** START **

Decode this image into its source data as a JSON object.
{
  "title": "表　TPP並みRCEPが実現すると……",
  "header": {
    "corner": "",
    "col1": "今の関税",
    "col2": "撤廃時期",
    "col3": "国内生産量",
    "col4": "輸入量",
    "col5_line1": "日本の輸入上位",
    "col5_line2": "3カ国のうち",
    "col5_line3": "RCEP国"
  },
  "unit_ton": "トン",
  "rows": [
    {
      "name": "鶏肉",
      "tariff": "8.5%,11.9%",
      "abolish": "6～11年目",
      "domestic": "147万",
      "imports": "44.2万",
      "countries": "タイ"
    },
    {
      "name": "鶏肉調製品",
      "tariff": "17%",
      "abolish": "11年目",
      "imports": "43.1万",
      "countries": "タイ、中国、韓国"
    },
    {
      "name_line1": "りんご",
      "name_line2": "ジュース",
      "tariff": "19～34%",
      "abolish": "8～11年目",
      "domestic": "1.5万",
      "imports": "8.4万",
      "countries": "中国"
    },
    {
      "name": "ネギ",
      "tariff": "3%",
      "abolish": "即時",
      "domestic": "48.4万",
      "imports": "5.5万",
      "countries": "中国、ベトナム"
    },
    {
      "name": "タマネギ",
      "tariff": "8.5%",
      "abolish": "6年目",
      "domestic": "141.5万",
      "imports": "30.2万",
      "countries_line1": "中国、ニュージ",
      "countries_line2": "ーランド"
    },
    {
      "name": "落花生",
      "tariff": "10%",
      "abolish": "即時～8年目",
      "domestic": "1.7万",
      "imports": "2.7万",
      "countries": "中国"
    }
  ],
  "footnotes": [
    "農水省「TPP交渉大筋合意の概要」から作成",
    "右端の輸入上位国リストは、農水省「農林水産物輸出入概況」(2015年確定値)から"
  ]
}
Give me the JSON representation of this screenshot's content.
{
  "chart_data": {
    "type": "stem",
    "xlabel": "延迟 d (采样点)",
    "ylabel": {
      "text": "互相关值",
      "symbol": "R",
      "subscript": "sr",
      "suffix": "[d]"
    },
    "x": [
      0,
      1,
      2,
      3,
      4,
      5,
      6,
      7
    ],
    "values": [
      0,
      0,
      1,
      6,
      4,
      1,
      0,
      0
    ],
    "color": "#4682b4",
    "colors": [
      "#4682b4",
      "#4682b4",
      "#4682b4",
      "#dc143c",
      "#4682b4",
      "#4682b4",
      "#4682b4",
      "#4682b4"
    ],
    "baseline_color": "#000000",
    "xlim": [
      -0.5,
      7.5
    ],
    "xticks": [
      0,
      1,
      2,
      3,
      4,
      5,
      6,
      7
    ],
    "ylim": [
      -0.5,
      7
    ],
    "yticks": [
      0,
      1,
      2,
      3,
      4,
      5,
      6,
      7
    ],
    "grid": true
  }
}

** END **

§ **WRITTEN REQUEST**
Every entry should be printed again exactly as written.

§ **WRITTEN SOLUTION**
Decode this image into its source data as a JSON object.
{
  "title": "表　TPP並みRCEPが実現すると……",
  "header": {
    "corner": "",
    "col1": "今の関税",
    "col2": "撤廃時期",
    "col3": "国内生産量",
    "col4": "輸入量",
    "col5_line1": "日本の輸入上位",
    "col5_line2": "3カ国のうち",
    "col5_line3": "RCEP国"
  },
  "unit_ton": "トン",
  "rows": [
    {
      "name": "鶏肉",
      "tariff": "8.5%,11.9%",
      "abolish": "6～11年目",
      "domestic": "147万",
      "imports": "44.2万",
      "countries": "タイ"
    },
    {
      "name": "鶏肉調製品",
      "tariff": "17%",
      "abolish": "11年目",
      "imports": "43.1万",
      "countries": "タイ、中国、韓国"
    },
    {
      "name_line1": "りんご",
      "name_line2": "ジュース",
      "tariff": "19～34%",
      "abolish": "8～11年目",
      "domestic": "1.5万",
      "imports": "8.4万",
      "countries": "中国"
    },
    {
      "name": "ネギ",
      "tariff": "3%",
      "abolish": "即時",
      "domestic": "48.4万",
      "imports": "5.5万",
      "countries": "中国、ベトナム"
    },
    {
      "name": "タマネギ",
      "tariff": "8.5%",
      "abolish": "6年目",
      "domestic": "141.5万",
      "imports": "30.2万",
      "countries_line1": "中国、ニュージ",
      "countries_line2": "ーランド"
    },
    {
      "name": "落花生",
      "tariff": "10%",
      "abolish": "即時～8年目",
      "domestic": "1.7万",
      "imports": "2.7万",
      "countries": "中国"
    }
  ],
  "footnotes": [
    "農水省「TPP交渉大筋合意の概要」から作成",
    "右端の輸入上位国リストは、農水省「農林水産物輸出入概況」(2015年確定値)から"
  ]
}
Give me the JSON representation of this screenshot's content.
{
  "chart_data": {
    "type": "stem",
    "xlabel": "延迟 d (采样点)",
    "ylabel": {
      "text": "互相关值",
      "symbol": "R",
      "subscript": "sr",
      "suffix": "[d]"
    },
    "x": [
      0,
      1,
      2,
      3,
      4,
      5,
      6,
      7
    ],
    "values": [
      0,
      0,
      1,
      6,
      4,
      1,
      0,
      0
    ],
    "color": "#4682b4",
    "colors": [
      "#4682b4",
      "#4682b4",
      "#4682b4",
      "#dc143c",
      "#4682b4",
      "#4682b4",
      "#4682b4",
      "#4682b4"
    ],
    "baseline_color": "#000000",
    "xlim": [
      -0.5,
      7.5
    ],
    "xticks": [
      0,
      1,
      2,
      3,
      4,
      5,
      6,
      7
    ],
    "ylim": [
      -0.5,
      7
    ],
    "yticks": [
      0,
      1,
      2,
      3,
      4,
      5,
      6,
      7
    ],
    "grid": true
  }
}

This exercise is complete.